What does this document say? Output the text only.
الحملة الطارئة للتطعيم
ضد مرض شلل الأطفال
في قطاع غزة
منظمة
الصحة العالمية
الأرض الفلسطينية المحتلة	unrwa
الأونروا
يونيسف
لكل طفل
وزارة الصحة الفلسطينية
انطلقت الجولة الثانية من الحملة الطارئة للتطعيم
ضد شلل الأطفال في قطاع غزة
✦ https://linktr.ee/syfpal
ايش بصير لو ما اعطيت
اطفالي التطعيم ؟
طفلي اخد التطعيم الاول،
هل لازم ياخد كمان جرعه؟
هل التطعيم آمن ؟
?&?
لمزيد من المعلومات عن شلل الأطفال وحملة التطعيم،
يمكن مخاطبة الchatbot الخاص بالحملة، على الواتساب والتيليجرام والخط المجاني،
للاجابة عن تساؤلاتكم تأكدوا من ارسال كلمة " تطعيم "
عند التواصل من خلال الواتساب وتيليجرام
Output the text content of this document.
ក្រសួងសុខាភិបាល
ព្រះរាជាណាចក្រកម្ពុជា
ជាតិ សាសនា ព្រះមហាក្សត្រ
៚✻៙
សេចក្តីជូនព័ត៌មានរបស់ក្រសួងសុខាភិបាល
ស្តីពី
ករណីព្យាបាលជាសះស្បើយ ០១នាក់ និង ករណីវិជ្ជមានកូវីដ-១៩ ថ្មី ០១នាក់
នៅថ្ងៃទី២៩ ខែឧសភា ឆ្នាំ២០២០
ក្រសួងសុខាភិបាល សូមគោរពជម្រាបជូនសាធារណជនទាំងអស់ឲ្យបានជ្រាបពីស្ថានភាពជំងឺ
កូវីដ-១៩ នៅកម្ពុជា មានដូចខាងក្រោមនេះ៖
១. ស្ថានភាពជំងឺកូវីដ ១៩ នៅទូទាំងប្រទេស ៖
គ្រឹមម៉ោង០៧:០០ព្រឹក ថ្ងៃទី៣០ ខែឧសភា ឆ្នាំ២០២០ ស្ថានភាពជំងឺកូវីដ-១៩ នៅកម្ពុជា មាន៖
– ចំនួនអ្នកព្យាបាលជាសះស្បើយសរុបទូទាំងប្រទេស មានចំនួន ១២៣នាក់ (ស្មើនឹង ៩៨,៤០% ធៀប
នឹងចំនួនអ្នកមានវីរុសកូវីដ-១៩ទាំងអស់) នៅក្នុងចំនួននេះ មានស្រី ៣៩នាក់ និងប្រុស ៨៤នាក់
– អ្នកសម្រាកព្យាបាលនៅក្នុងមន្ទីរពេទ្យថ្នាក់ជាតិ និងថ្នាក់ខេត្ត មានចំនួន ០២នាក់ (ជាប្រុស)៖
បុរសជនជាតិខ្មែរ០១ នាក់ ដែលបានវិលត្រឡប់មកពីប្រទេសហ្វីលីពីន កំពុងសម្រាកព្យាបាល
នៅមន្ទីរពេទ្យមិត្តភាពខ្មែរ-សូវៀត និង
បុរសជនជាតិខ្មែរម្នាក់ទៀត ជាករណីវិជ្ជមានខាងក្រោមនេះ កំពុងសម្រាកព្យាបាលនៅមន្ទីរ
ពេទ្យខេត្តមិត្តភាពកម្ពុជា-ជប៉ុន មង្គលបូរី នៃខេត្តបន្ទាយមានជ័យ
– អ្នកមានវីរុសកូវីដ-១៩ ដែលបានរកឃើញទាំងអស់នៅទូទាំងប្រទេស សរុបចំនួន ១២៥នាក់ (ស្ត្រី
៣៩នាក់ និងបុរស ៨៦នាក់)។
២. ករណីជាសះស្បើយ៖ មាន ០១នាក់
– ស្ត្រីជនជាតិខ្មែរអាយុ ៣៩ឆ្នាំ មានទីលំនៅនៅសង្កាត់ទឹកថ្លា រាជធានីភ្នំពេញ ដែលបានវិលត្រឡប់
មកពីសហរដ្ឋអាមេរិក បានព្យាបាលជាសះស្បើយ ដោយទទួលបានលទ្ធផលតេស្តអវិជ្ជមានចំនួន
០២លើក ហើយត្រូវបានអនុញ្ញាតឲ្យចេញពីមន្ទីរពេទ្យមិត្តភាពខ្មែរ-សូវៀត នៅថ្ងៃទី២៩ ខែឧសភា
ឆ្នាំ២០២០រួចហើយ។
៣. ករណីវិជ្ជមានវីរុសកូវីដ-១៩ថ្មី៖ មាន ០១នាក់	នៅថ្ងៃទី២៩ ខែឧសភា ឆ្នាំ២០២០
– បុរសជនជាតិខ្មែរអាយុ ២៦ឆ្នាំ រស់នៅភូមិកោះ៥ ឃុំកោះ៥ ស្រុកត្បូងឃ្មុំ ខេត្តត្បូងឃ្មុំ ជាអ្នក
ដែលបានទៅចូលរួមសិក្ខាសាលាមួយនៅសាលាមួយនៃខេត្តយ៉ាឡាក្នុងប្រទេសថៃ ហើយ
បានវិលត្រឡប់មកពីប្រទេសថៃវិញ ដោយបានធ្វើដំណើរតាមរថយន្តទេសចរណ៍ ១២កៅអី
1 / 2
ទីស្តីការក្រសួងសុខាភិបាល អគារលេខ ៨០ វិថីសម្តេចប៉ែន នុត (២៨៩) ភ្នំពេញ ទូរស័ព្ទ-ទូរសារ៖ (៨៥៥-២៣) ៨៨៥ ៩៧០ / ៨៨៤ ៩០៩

> **Exercise description**
List the lines that contain the word "document".

> **Response for this exercise**
What does this document say? Output the text only.
Output the text content of this document.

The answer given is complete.